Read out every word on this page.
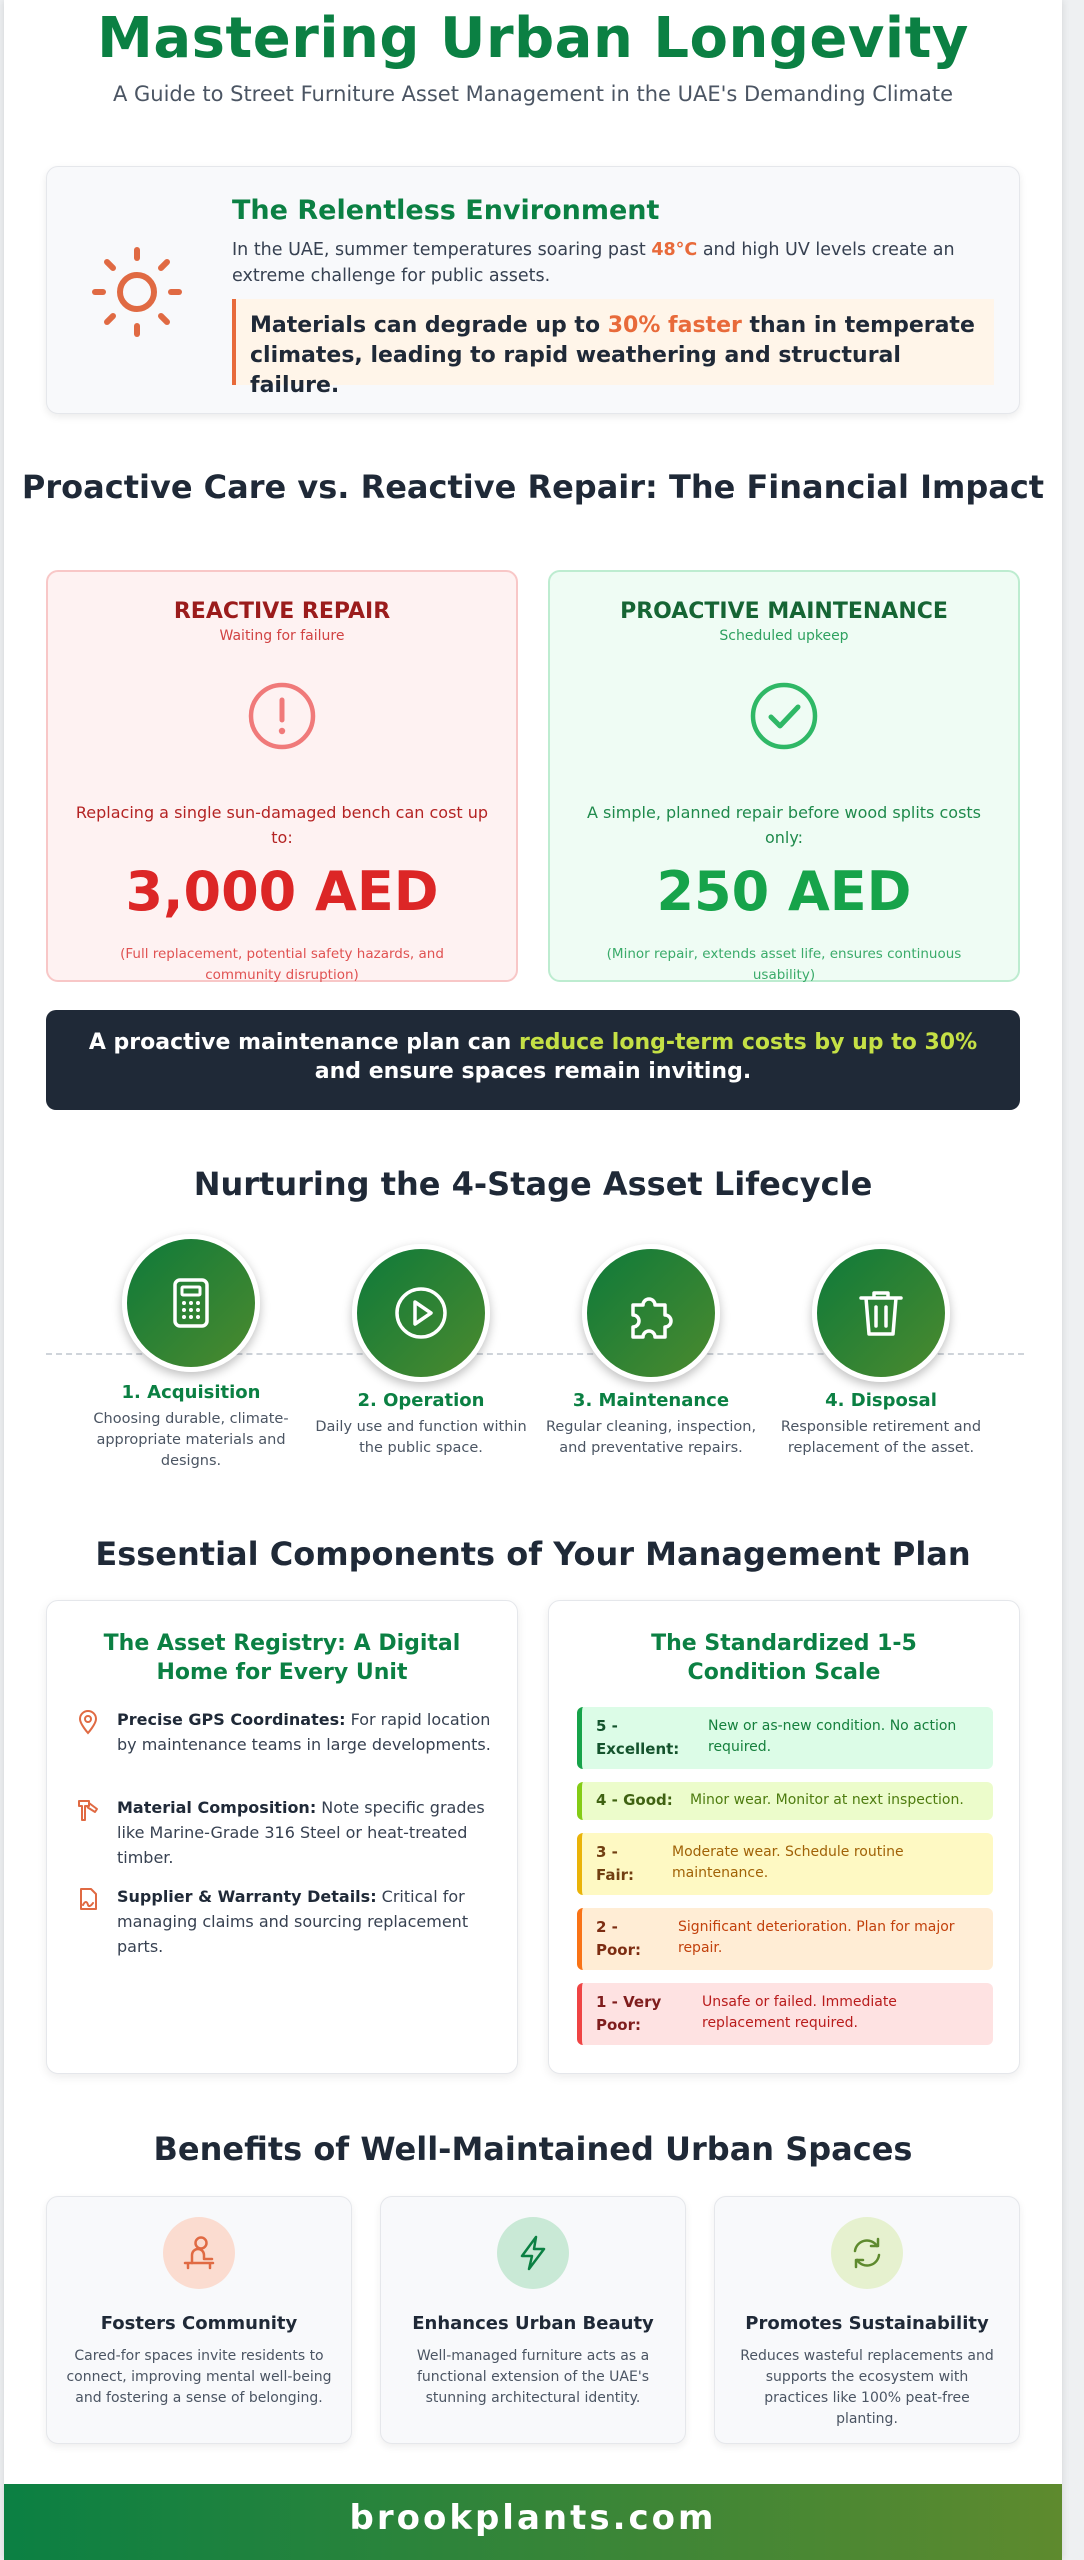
Mastering Urban Longevity
A Guide to Street Furniture Asset Management in the UAE's Demanding Climate
The Relentless Environment
In the UAE, summer temperatures soaring past 48°C and high UV levels create an extreme challenge for public assets.
Materials can degrade up to 30% faster than in temperate climates, leading to rapid weathering and structural failure.
Proactive Care vs. Reactive Repair: The Financial Impact
REACTIVE REPAIR
Waiting for failure
Replacing a single sun-damaged bench can cost up to:
3,000 AED
(Full replacement, potential safety hazards, and community disruption)
PROACTIVE MAINTENANCE
Scheduled upkeep
A simple, planned repair before wood splits costs only:
250 AED
(Minor repair, extends asset life, ensures continuous usability)
A proactive maintenance plan can reduce long-term costs by up to 30% and ensure spaces remain inviting.
Nurturing the 4-Stage Asset Lifecycle
1. Acquisition
Choosing durable, climate-appropriate materials and designs.
2. Operation
Daily use and function within the public space.
3. Maintenance
Regular cleaning, inspection, and preventative repairs.
4. Disposal
Responsible retirement and replacement of the asset.
Essential Components of Your Management Plan
The Asset Registry: A Digital Home for Every Unit
Precise GPS Coordinates: For rapid location by maintenance teams in large developments.
Material Composition: Note specific grades like Marine-Grade 316 Steel or heat-treated timber.
Supplier & Warranty Details: Critical for managing claims and sourcing replacement parts.
The Standardized 1-5 Condition Scale
5 - Excellent:
New or as-new condition. No action required.
4 - Good: Minor wear. Monitor at next inspection.
3 - Fair:
Moderate wear. Schedule routine maintenance.
2 - Poor:
Significant deterioration. Plan for major repair.
1 - Very Poor:
Unsafe or failed. Immediate replacement required.
Benefits of Well-Maintained Urban Spaces
Fosters Community
Cared-for spaces invite residents to connect, improving mental well-being and fostering a sense of belonging.
Enhances Urban Beauty
Well-managed furniture acts as a functional extension of the UAE's stunning architectural identity.
Promotes Sustainability
Reduces wasteful replacements and supports the ecosystem with practices like 100% peat-free planting.
brookplants.com
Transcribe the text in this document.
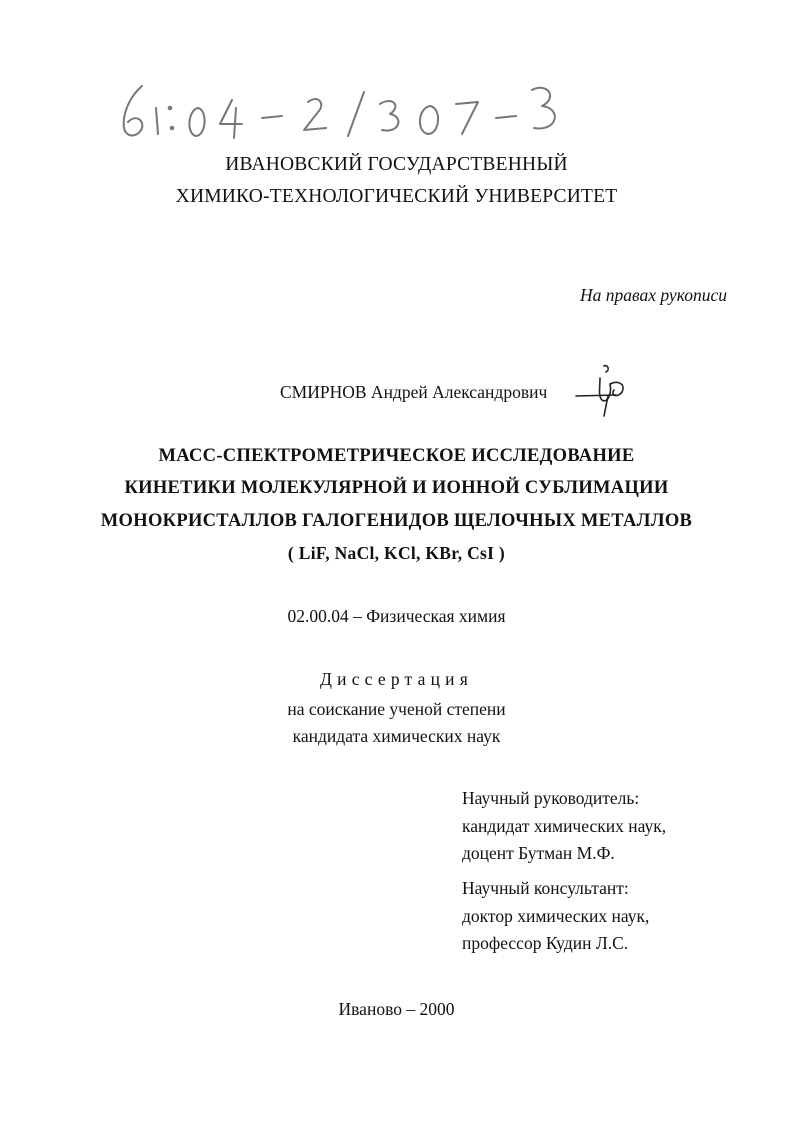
ИВАНОВСКИЙ ГОСУДАРСТВЕННЫЙ
ХИМИКО-ТЕХНОЛОГИЧЕСКИЙ УНИВЕРСИТЕТ
На правах рукописи
СМИРНОВ Андрей Александрович
МАСС-СПЕКТРОМЕТРИЧЕСКОЕ ИССЛЕДОВАНИЕ
КИНЕТИКИ МОЛЕКУЛЯРНОЙ И ИОННОЙ СУБЛИМАЦИИ
МОНОКРИСТАЛЛОВ ГАЛОГЕНИДОВ ЩЕЛОЧНЫХ МЕТАЛЛОВ
( LiF, NaCl, KCl, KBr, CsI )
02.00.04 – Физическая химия
Диссертация
на соискание ученой степени
кандидата химических наук
Научный руководитель:
кандидат химических наук,
доцент Бутман М.Ф.
Научный консультант:
доктор химических наук,
профессор Кудин Л.С.
Иваново – 2000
* * * *
* [Exercise brief] Print out the whole of the material word for word, without pictures.

* [Written answer]
Read out every word on this page.
Mastering Urban Longevity
A Guide to Street Furniture Asset Management in the UAE's Demanding Climate
The Relentless Environment
In the UAE, summer temperatures soaring past 48°C and high UV levels create an extreme challenge for public assets.
Materials can degrade up to 30% faster than in temperate climates, leading to rapid weathering and structural failure.
Proactive Care vs. Reactive Repair: The Financial Impact
REACTIVE REPAIR
Waiting for failure
Replacing a single sun-damaged bench can cost up to:
3,000 AED
(Full replacement, potential safety hazards, and community disruption)
PROACTIVE MAINTENANCE
Scheduled upkeep
A simple, planned repair before wood splits costs only:
250 AED
(Minor repair, extends asset life, ensures continuous usability)
A proactive maintenance plan can reduce long-term costs by up to 30% and ensure spaces remain inviting.
Nurturing the 4-Stage Asset Lifecycle
1. Acquisition
Choosing durable, climate-appropriate materials and designs.
2. Operation
Daily use and function within the public space.
3. Maintenance
Regular cleaning, inspection, and preventative repairs.
4. Disposal
Responsible retirement and replacement of the asset.
Essential Components of Your Management Plan
The Asset Registry: A Digital Home for Every Unit
Precise GPS Coordinates: For rapid location by maintenance teams in large developments.
Material Composition: Note specific grades like Marine-Grade 316 Steel or heat-treated timber.
Supplier & Warranty Details: Critical for managing claims and sourcing replacement parts.
The Standardized 1-5 Condition Scale
5 - Excellent:
New or as-new condition. No action required.
4 - Good: Minor wear. Monitor at next inspection.
3 - Fair:
Moderate wear. Schedule routine maintenance.
2 - Poor:
Significant deterioration. Plan for major repair.
1 - Very Poor:
Unsafe or failed. Immediate replacement required.
Benefits of Well-Maintained Urban Spaces
Fosters Community
Cared-for spaces invite residents to connect, improving mental well-being and fostering a sense of belonging.
Enhances Urban Beauty
Well-managed furniture acts as a functional extension of the UAE's stunning architectural identity.
Promotes Sustainability
Reduces wasteful replacements and supports the ecosystem with practices like 100% peat-free planting.
brookplants.com
Transcribe the text in this document.
ИВАНОВСКИЙ ГОСУДАРСТВЕННЫЙ
ХИМИКО-ТЕХНОЛОГИЧЕСКИЙ УНИВЕРСИТЕТ
На правах рукописи
СМИРНОВ Андрей Александрович
МАСС-СПЕКТРОМЕТРИЧЕСКОЕ ИССЛЕДОВАНИЕ
КИНЕТИКИ МОЛЕКУЛЯРНОЙ И ИОННОЙ СУБЛИМАЦИИ
МОНОКРИСТАЛЛОВ ГАЛОГЕНИДОВ ЩЕЛОЧНЫХ МЕТАЛЛОВ
( LiF, NaCl, KCl, KBr, CsI )
02.00.04 – Физическая химия
Диссертация
на соискание ученой степени
кандидата химических наук
Научный руководитель:
кандидат химических наук,
доцент Бутман М.Ф.
Научный консультант:
доктор химических наук,
профессор Кудин Л.С.
Иваново – 2000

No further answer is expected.